_Objective_: Reproduce every row below verbatim, character for character.

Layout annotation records
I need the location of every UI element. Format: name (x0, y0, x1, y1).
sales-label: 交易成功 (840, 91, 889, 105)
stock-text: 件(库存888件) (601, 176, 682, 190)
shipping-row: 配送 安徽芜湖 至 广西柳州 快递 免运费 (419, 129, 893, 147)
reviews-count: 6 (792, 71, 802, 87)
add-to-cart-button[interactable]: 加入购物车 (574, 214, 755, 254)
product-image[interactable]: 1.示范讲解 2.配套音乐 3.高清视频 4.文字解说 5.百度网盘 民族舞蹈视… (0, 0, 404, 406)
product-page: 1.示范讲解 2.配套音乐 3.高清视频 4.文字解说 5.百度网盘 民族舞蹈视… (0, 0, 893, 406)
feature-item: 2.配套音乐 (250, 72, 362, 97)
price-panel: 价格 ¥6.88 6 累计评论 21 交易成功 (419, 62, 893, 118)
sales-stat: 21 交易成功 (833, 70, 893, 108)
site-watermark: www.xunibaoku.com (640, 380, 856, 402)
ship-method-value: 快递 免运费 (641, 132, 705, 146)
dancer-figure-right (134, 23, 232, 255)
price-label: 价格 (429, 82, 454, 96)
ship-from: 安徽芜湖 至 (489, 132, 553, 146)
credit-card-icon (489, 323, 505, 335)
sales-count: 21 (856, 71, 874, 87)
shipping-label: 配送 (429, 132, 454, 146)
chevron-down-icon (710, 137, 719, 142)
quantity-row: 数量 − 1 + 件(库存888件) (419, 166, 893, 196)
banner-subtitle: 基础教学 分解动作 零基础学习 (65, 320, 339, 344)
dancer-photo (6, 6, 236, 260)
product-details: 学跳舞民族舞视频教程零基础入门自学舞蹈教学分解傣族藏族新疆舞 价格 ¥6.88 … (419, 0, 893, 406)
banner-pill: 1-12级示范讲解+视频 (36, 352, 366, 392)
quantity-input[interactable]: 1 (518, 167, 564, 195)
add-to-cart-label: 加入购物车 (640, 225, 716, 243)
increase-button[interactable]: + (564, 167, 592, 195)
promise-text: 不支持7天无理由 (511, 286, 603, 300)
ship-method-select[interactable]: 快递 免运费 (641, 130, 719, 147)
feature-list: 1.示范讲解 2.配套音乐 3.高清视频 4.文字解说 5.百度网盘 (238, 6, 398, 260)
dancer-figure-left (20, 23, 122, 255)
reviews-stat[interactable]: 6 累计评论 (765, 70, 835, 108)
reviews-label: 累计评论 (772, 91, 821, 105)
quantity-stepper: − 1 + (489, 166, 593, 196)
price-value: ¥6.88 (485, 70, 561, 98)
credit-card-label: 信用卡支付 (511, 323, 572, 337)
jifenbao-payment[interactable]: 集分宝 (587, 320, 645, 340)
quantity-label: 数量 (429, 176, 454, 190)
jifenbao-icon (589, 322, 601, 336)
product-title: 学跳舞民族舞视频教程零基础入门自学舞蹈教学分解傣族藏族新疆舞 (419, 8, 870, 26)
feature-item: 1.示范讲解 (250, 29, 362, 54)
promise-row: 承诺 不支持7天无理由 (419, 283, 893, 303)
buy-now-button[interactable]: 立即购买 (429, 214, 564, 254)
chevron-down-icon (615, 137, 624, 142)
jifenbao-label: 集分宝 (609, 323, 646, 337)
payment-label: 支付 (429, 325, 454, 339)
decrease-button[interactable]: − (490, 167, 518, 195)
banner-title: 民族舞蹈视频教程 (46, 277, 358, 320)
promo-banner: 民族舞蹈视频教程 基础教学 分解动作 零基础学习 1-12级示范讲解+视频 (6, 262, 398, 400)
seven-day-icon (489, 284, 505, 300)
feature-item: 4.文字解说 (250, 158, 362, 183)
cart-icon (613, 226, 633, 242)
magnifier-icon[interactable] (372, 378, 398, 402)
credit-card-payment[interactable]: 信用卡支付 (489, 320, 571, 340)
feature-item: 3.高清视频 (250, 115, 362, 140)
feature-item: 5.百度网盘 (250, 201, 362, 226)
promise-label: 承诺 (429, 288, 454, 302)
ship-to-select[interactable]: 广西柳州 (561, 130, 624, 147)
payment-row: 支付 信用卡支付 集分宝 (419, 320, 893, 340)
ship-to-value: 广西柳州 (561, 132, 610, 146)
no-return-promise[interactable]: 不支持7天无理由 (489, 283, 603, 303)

_Response for this exercise_:
I need the location of every UI element. Format: name (x0, y0, x1, y1).
sales-label: 交易成功 (840, 91, 889, 105)
stock-text: 件(库存888件) (601, 176, 682, 190)
shipping-row: 配送 安徽芜湖 至 广西柳州 快递 免运费 (419, 129, 893, 147)
reviews-count: 6 (792, 71, 802, 87)
add-to-cart-button[interactable]: 加入购物车 (574, 214, 755, 254)
product-image[interactable]: 1.示范讲解 2.配套音乐 3.高清视频 4.文字解说 5.百度网盘 民族舞蹈视… (0, 0, 404, 406)
product-page: 1.示范讲解 2.配套音乐 3.高清视频 4.文字解说 5.百度网盘 民族舞蹈视… (0, 0, 893, 406)
feature-item: 2.配套音乐 (250, 72, 362, 97)
price-panel: 价格 ¥6.88 6 累计评论 21 交易成功 (419, 62, 893, 118)
sales-stat: 21 交易成功 (833, 70, 893, 108)
site-watermark: www.xunibaoku.com (640, 380, 856, 402)
ship-method-value: 快递 免运费 (641, 132, 705, 146)
dancer-figure-right (134, 23, 232, 255)
price-label: 价格 (429, 82, 454, 96)
ship-from: 安徽芜湖 至 (489, 132, 553, 146)
credit-card-icon (489, 323, 505, 335)
sales-count: 21 (856, 71, 874, 87)
shipping-label: 配送 (429, 132, 454, 146)
chevron-down-icon (710, 137, 719, 142)
quantity-row: 数量 − 1 + 件(库存888件) (419, 166, 893, 196)
banner-subtitle: 基础教学 分解动作 零基础学习 (65, 320, 339, 344)
dancer-photo (6, 6, 236, 260)
product-details: 学跳舞民族舞视频教程零基础入门自学舞蹈教学分解傣族藏族新疆舞 价格 ¥6.88 … (419, 0, 893, 406)
banner-pill: 1-12级示范讲解+视频 (36, 352, 366, 392)
quantity-input[interactable]: 1 (518, 167, 564, 195)
add-to-cart-label: 加入购物车 (640, 225, 716, 243)
increase-button[interactable]: + (564, 167, 592, 195)
promise-text: 不支持7天无理由 (511, 286, 603, 300)
ship-method-select[interactable]: 快递 免运费 (641, 130, 719, 147)
feature-list: 1.示范讲解 2.配套音乐 3.高清视频 4.文字解说 5.百度网盘 (238, 6, 398, 260)
dancer-figure-left (20, 23, 122, 255)
reviews-stat[interactable]: 6 累计评论 (765, 70, 835, 108)
reviews-label: 累计评论 (772, 91, 821, 105)
quantity-stepper: − 1 + (489, 166, 593, 196)
price-value: ¥6.88 (485, 70, 561, 98)
credit-card-label: 信用卡支付 (511, 323, 572, 337)
jifenbao-payment[interactable]: 集分宝 (587, 320, 645, 340)
quantity-label: 数量 (429, 176, 454, 190)
jifenbao-icon (589, 322, 601, 336)
product-title: 学跳舞民族舞视频教程零基础入门自学舞蹈教学分解傣族藏族新疆舞 (419, 8, 870, 26)
feature-item: 1.示范讲解 (250, 29, 362, 54)
promise-row: 承诺 不支持7天无理由 (419, 283, 893, 303)
buy-now-button[interactable]: 立即购买 (429, 214, 564, 254)
chevron-down-icon (615, 137, 624, 142)
jifenbao-label: 集分宝 (609, 323, 646, 337)
payment-label: 支付 (429, 325, 454, 339)
decrease-button[interactable]: − (490, 167, 518, 195)
banner-title: 民族舞蹈视频教程 (46, 277, 358, 320)
promo-banner: 民族舞蹈视频教程 基础教学 分解动作 零基础学习 1-12级示范讲解+视频 (6, 262, 398, 400)
seven-day-icon (489, 284, 505, 300)
feature-item: 4.文字解说 (250, 158, 362, 183)
cart-icon (613, 226, 633, 242)
magnifier-icon[interactable] (372, 378, 398, 402)
credit-card-payment[interactable]: 信用卡支付 (489, 320, 571, 340)
feature-item: 3.高清视频 (250, 115, 362, 140)
feature-item: 5.百度网盘 (250, 201, 362, 226)
promise-label: 承诺 (429, 288, 454, 302)
ship-to-select[interactable]: 广西柳州 (561, 130, 624, 147)
payment-row: 支付 信用卡支付 集分宝 (419, 320, 893, 340)
ship-to-value: 广西柳州 (561, 132, 610, 146)
no-return-promise[interactable]: 不支持7天无理由 (489, 283, 603, 303)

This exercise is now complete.